• **Document transcript data**
* * *

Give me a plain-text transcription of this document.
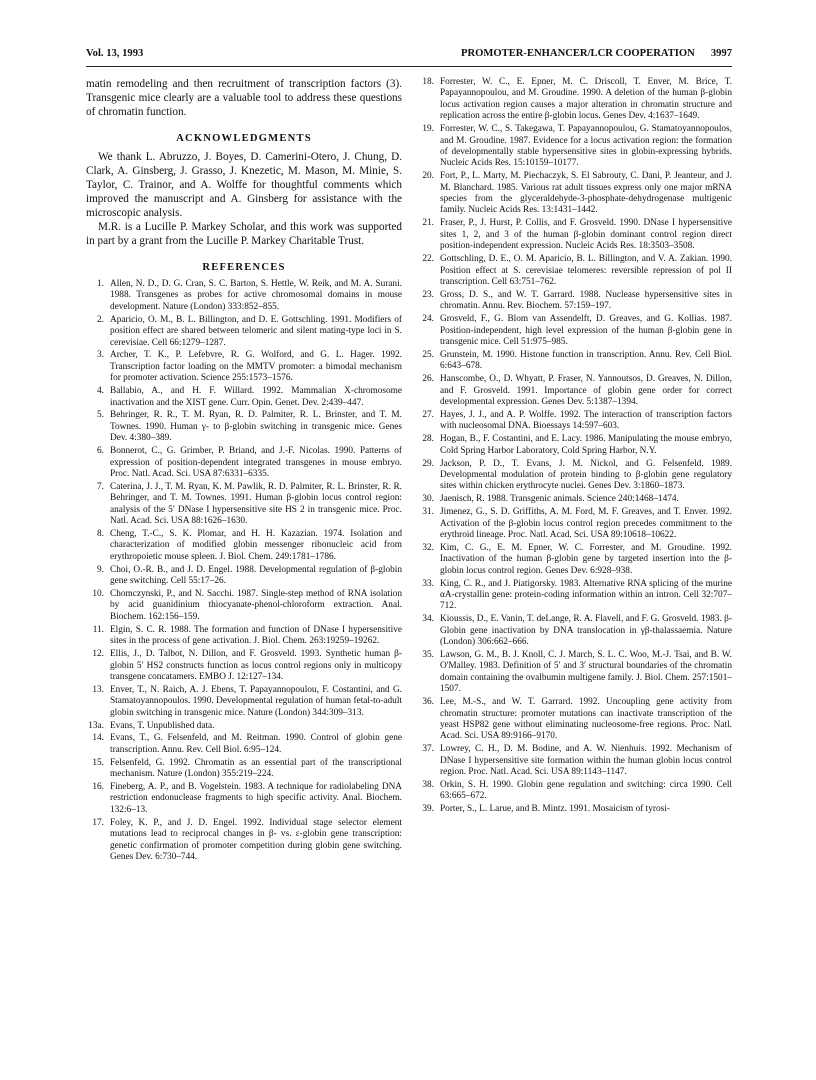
Vol. 13, 1993	PROMOTER-ENHANCER/LCR COOPERATION 3997

matin remodeling and then recruitment of transcription factors (3). Transgenic mice clearly are a valuable tool to address these questions of chromatin function.

ACKNOWLEDGMENTS

We thank L. Abruzzo, J. Boyes, D. Camerini-Otero, J. Chung, D. Clark, A. Ginsberg, J. Grasso, J. Knezetic, M. Mason, M. Minie, S. Taylor, C. Trainor, and A. Wolffe for thoughtful comments which improved the manuscript and A. Ginsberg for assistance with the microscopic analysis.

M.R. is a Lucille P. Markey Scholar, and this work was supported in part by a grant from the Lucille P. Markey Charitable Trust.

REFERENCES
1. Allen, N. D., D. G. Cran, S. C. Barton, S. Hettle, W. Reik, and M. A. Surani. 1988. Transgenes as probes for active chromosomal domains in mouse development. Nature (London) 333:852–855.
2. Aparicio, O. M., B. L. Billington, and D. E. Gottschling. 1991. Modifiers of position effect are shared between telomeric and silent mating-type loci in S. cerevisiae. Cell 66:1279–1287.
3. Archer, T. K., P. Lefebvre, R. G. Wolford, and G. L. Hager. 1992. Transcription factor loading on the MMTV promoter: a bimodal mechanism for promoter activation. Science 255:1573–1576.
4. Ballabio, A., and H. F. Willard. 1992. Mammalian X-chromosome inactivation and the XIST gene. Curr. Opin. Genet. Dev. 2:439–447.
5. Behringer, R. R., T. M. Ryan, R. D. Palmiter, R. L. Brinster, and T. M. Townes. 1990. Human γ- to β-globin switching in transgenic mice. Genes Dev. 4:380–389.
6. Bonnerot, C., G. Grimber, P. Briand, and J.-F. Nicolas. 1990. Patterns of expression of position-dependent integrated transgenes in mouse embryo. Proc. Natl. Acad. Sci. USA 87:6331–6335.
7. Caterina, J. J., T. M. Ryan, K. M. Pawlik, R. D. Palmiter, R. L. Brinster, R. R. Behringer, and T. M. Townes. 1991. Human β-globin locus control region: analysis of the 5′ DNase I hypersensitive site HS 2 in transgenic mice. Proc. Natl. Acad. Sci. USA 88:1626–1630.
8. Cheng, T.-C., S. K. Plomar, and H. H. Kazazian. 1974. Isolation and characterization of modified globin messenger ribonucleic acid from erythropoietic mouse spleen. J. Biol. Chem. 249:1781–1786.
9. Choi, O.-R. B., and J. D. Engel. 1988. Developmental regulation of β-globin gene switching. Cell 55:17–26.
10. Chomczynski, P., and N. Sacchi. 1987. Single-step method of RNA isolation by acid guanidinium thiocyanate-phenol-chloroform extraction. Anal. Biochem. 162:156–159.
11. Elgin, S. C. R. 1988. The formation and function of DNase I hypersensitive sites in the process of gene activation. J. Biol. Chem. 263:19259–19262.
12. Ellis, J., D. Talbot, N. Dillon, and F. Grosveld. 1993. Synthetic human β-globin 5′ HS2 constructs function as locus control regions only in multicopy transgene concatamers. EMBO J. 12:127–134.
13. Enver, T., N. Raich, A. J. Ebens, T. Papayannopoulou, F. Costantini, and G. Stamatoyannopoulos. 1990. Developmental regulation of human fetal-to-adult globin switching in transgenic mice. Nature (London) 344:309–313.
13a. Evans, T. Unpublished data.
14. Evans, T., G. Felsenfeld, and M. Reitman. 1990. Control of globin gene transcription. Annu. Rev. Cell Biol. 6:95–124.
15. Felsenfeld, G. 1992. Chromatin as an essential part of the transcriptional mechanism. Nature (London) 355:219–224.
16. Fineberg, A. P., and B. Vogelstein. 1983. A technique for radiolabeling DNA restriction endonuclease fragments to high specific activity. Anal. Biochem. 132:6–13.
17. Foley, K. P., and J. D. Engel. 1992. Individual stage selector element mutations lead to reciprocal changes in β- vs. ε-globin gene transcription: genetic confirmation of promoter competition during globin gene switching. Genes Dev. 6:730–744.
18. Forrester, W. C., E. Epner, M. C. Driscoll, T. Enver, M. Brice, T. Papayannopoulou, and M. Groudine. 1990. A deletion of the human β-globin locus activation region causes a major alteration in chromatin structure and replication across the entire β-globin locus. Genes Dev. 4:1637–1649.
19. Forrester, W. C., S. Takegawa, T. Papayannopoulou, G. Stamatoyannopoulos, and M. Groudine. 1987. Evidence for a locus activation region: the formation of developmentally stable hypersensitive sites in globin-expressing hybrids. Nucleic Acids Res. 15:10159–10177.
20. Fort, P., L. Marty, M. Piechaczyk, S. El Sabrouty, C. Dani, P. Jeanteur, and J. M. Blanchard. 1985. Various rat adult tissues express only one major mRNA species from the glyceraldehyde-3-phosphate-dehydrogenase multigenic family. Nucleic Acids Res. 13:1431–1442.
21. Fraser, P., J. Hurst, P. Collis, and F. Grosveld. 1990. DNase I hypersensitive sites 1, 2, and 3 of the human β-globin dominant control region direct position-independent expression. Nucleic Acids Res. 18:3503–3508.
22. Gottschling, D. E., O. M. Aparicio, B. L. Billington, and V. A. Zakian. 1990. Position effect at S. cerevisiae telomeres: reversible repression of pol II transcription. Cell 63:751–762.
23. Gross, D. S., and W. T. Garrard. 1988. Nuclease hypersensitive sites in chromatin. Annu. Rev. Biochem. 57:159–197.
24. Grosveld, F., G. Blom van Assendelft, D. Greaves, and G. Kollias. 1987. Position-independent, high level expression of the human β-globin gene in transgenic mice. Cell 51:975–985.
25. Grunstein, M. 1990. Histone function in transcription. Annu. Rev. Cell Biol. 6:643–678.
26. Hanscombe, O., D. Whyatt, P. Fraser, N. Yannoutsos, D. Greaves, N. Dillon, and F. Grosveld. 1991. Importance of globin gene order for correct developmental expression. Genes Dev. 5:1387–1394.
27. Hayes, J. J., and A. P. Wolffe. 1992. The interaction of transcription factors with nucleosomal DNA. Bioessays 14:597–603.
28. Hogan, B., F. Costantini, and E. Lacy. 1986. Manipulating the mouse embryo, Cold Spring Harbor Laboratory, Cold Spring Harbor, N.Y.
29. Jackson, P. D., T. Evans, J. M. Nickol, and G. Felsenfeld. 1989. Developmental modulation of protein binding to β-globin gene regulatory sites within chicken erythrocyte nuclei. Genes Dev. 3:1860–1873.
30. Jaenisch, R. 1988. Transgenic animals. Science 240:1468–1474.
31. Jimenez, G., S. D. Griffiths, A. M. Ford, M. F. Greaves, and T. Enver. 1992. Activation of the β-globin locus control region precedes commitment to the erythroid lineage. Proc. Natl. Acad. Sci. USA 89:10618–10622.
32. Kim, C. G., E. M. Epner, W. C. Forrester, and M. Groudine. 1992. Inactivation of the human β-globin gene by targeted insertion into the β-globin locus control region. Genes Dev. 6:928–938.
33. King, C. R., and J. Piatigorsky. 1983. Alternative RNA splicing of the murine αA-crystallin gene: protein-coding information within an intron. Cell 32:707–712.
34. Kioussis, D., E. Vanin, T. deLange, R. A. Flavell, and F. G. Grosveld. 1983. β-Globin gene inactivation by DNA translocation in γβ-thalassaemia. Nature (London) 306:662–666.
35. Lawson, G. M., B. J. Knoll, C. J. March, S. L. C. Woo, M.-J. Tsai, and B. W. O'Malley. 1983. Definition of 5′ and 3′ structural boundaries of the chromatin domain containing the ovalbumin multigene family. J. Biol. Chem. 257:1501–1507.
36. Lee, M.-S., and W. T. Garrard. 1992. Uncoupling gene activity from chromatin structure: promoter mutations can inactivate transcription of the yeast HSP82 gene without eliminating nucleosome-free regions. Proc. Natl. Acad. Sci. USA 89:9166–9170.
37. Lowrey, C. H., D. M. Bodine, and A. W. Nienhuis. 1992. Mechanism of DNase I hypersensitive site formation within the human globin locus control region. Proc. Natl. Acad. Sci. USA 89:1143–1147.
38. Orkin, S. H. 1990. Globin gene regulation and switching: circa 1990. Cell 63:665–672.
39. Porter, S., L. Larue, and B. Mintz. 1991. Mosaicism of tyrosi-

* * *

• **TO DO**
Your task is to copy each line of the data above that holds "adult".

• **TASK RESULT**
13. Enver, T., N. Raich, A. J. Ebens, T. Papayannopoulou, F. Costantini, and G. Stamatoyannopoulos. 1990. Developmental regulation of human fetal-to-adult globin switching in transgenic mice. Nature (London) 344:309–313.
20. Fort, P., L. Marty, M. Piechaczyk, S. El Sabrouty, C. Dani, P. Jeanteur, and J. M. Blanchard. 1985. Various rat adult tissues express only one major mRNA species from the glyceraldehyde-3-phosphate-dehydrogenase multigenic family. Nucleic Acids Res. 13:1431–1442.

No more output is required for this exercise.